## [EXERCISE DESCRIPTION]
Repeat the records below exactly, leaving out any pictures.

☆ ☆ ☆ ☆ ☆

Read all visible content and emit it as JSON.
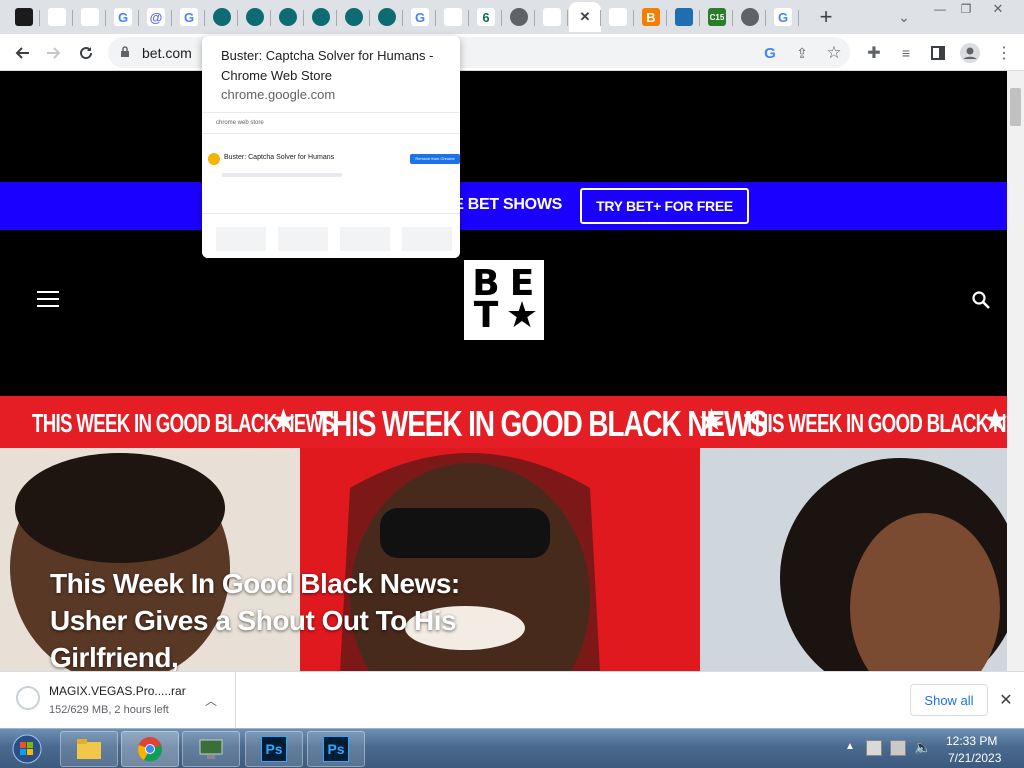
{
  "browser": {
    "tabs": [
      {
        "icon": "ps-gamepad-icon",
        "label": ""
      },
      {
        "icon": "olympics-icon",
        "label": ""
      },
      {
        "icon": "windows-store-icon",
        "label": ""
      },
      {
        "icon": "google-icon",
        "label": "G"
      },
      {
        "icon": "at-sign-icon",
        "label": "@"
      },
      {
        "icon": "google-icon",
        "label": "G"
      },
      {
        "icon": "robot-icon",
        "label": ""
      },
      {
        "icon": "robot-icon",
        "label": ""
      },
      {
        "icon": "robot-icon",
        "label": ""
      },
      {
        "icon": "robot-icon",
        "label": ""
      },
      {
        "icon": "robot-icon",
        "label": ""
      },
      {
        "icon": "robot-icon",
        "label": ""
      },
      {
        "icon": "google-icon",
        "label": "G"
      },
      {
        "icon": "clip-icon",
        "label": ""
      },
      {
        "icon": "six-icon",
        "label": "6"
      },
      {
        "icon": "globe-icon",
        "label": ""
      },
      {
        "icon": "molecule-icon",
        "label": ""
      },
      {
        "icon": "close-icon",
        "label": "✕"
      },
      {
        "icon": "drive-icon",
        "label": ""
      },
      {
        "icon": "blogger-icon",
        "label": "B"
      },
      {
        "icon": "telegram-icon",
        "label": ""
      },
      {
        "icon": "c15-icon",
        "label": "C15"
      },
      {
        "icon": "globe-icon",
        "label": ""
      },
      {
        "icon": "google-icon",
        "label": "G"
      }
    ],
    "new_tab_label": "+",
    "url": "bet.com",
    "hover_card": {
      "title": "Buster: Captcha Solver for Humans - Chrome Web Store",
      "domain": "chrome.google.com",
      "thumb_header": "chrome web store",
      "thumb_item_title": "Buster: Captcha Solver for Humans",
      "thumb_button": "Remove from Chrome"
    }
  },
  "page": {
    "promo_text": "E BET SHOWS",
    "promo_button": "TRY BET+ FOR FREE",
    "logo_letters": [
      "B",
      "E",
      "T",
      "★"
    ],
    "banner_main": "THIS WEEK IN GOOD BLACK NEWS",
    "banner_left": "THIS WEEK IN GOOD BLACK NEWS",
    "banner_right": "THIS WEEK IN GOOD BLACK NEWS",
    "headline": "This Week In Good Black News: Usher Gives a Shout Out To His Girlfriend,"
  },
  "download": {
    "file_name": "MAGIX.VEGAS.Pro.....rar",
    "status": "152/629 MB, 2 hours left",
    "show_all": "Show all"
  },
  "taskbar": {
    "time": "12:33 PM",
    "date": "7/21/2023",
    "ps_label": "Ps"
  },
  "colors": {
    "promo_bg": "#1a00ff",
    "banner_bg": "#e51e25",
    "accent_blue": "#1a73e8"
  }
}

☆ ☆ ☆ ☆ ☆

## [TASK RESPONSE]
Read all visible content and emit it as JSON.
{
  "browser": {
    "tabs": [
      {
        "icon": "ps-gamepad-icon",
        "label": ""
      },
      {
        "icon": "olympics-icon",
        "label": ""
      },
      {
        "icon": "windows-store-icon",
        "label": ""
      },
      {
        "icon": "google-icon",
        "label": "G"
      },
      {
        "icon": "at-sign-icon",
        "label": "@"
      },
      {
        "icon": "google-icon",
        "label": "G"
      },
      {
        "icon": "robot-icon",
        "label": ""
      },
      {
        "icon": "robot-icon",
        "label": ""
      },
      {
        "icon": "robot-icon",
        "label": ""
      },
      {
        "icon": "robot-icon",
        "label": ""
      },
      {
        "icon": "robot-icon",
        "label": ""
      },
      {
        "icon": "robot-icon",
        "label": ""
      },
      {
        "icon": "google-icon",
        "label": "G"
      },
      {
        "icon": "clip-icon",
        "label": ""
      },
      {
        "icon": "six-icon",
        "label": "6"
      },
      {
        "icon": "globe-icon",
        "label": ""
      },
      {
        "icon": "molecule-icon",
        "label": ""
      },
      {
        "icon": "close-icon",
        "label": "✕"
      },
      {
        "icon": "drive-icon",
        "label": ""
      },
      {
        "icon": "blogger-icon",
        "label": "B"
      },
      {
        "icon": "telegram-icon",
        "label": ""
      },
      {
        "icon": "c15-icon",
        "label": "C15"
      },
      {
        "icon": "globe-icon",
        "label": ""
      },
      {
        "icon": "google-icon",
        "label": "G"
      }
    ],
    "new_tab_label": "+",
    "url": "bet.com",
    "hover_card": {
      "title": "Buster: Captcha Solver for Humans - Chrome Web Store",
      "domain": "chrome.google.com",
      "thumb_header": "chrome web store",
      "thumb_item_title": "Buster: Captcha Solver for Humans",
      "thumb_button": "Remove from Chrome"
    }
  },
  "page": {
    "promo_text": "E BET SHOWS",
    "promo_button": "TRY BET+ FOR FREE",
    "logo_letters": [
      "B",
      "E",
      "T",
      "★"
    ],
    "banner_main": "THIS WEEK IN GOOD BLACK NEWS",
    "banner_left": "THIS WEEK IN GOOD BLACK NEWS",
    "banner_right": "THIS WEEK IN GOOD BLACK NEWS",
    "headline": "This Week In Good Black News: Usher Gives a Shout Out To His Girlfriend,"
  },
  "download": {
    "file_name": "MAGIX.VEGAS.Pro.....rar",
    "status": "152/629 MB, 2 hours left",
    "show_all": "Show all"
  },
  "taskbar": {
    "time": "12:33 PM",
    "date": "7/21/2023",
    "ps_label": "Ps"
  },
  "colors": {
    "promo_bg": "#1a00ff",
    "banner_bg": "#e51e25",
    "accent_blue": "#1a73e8"
  }
}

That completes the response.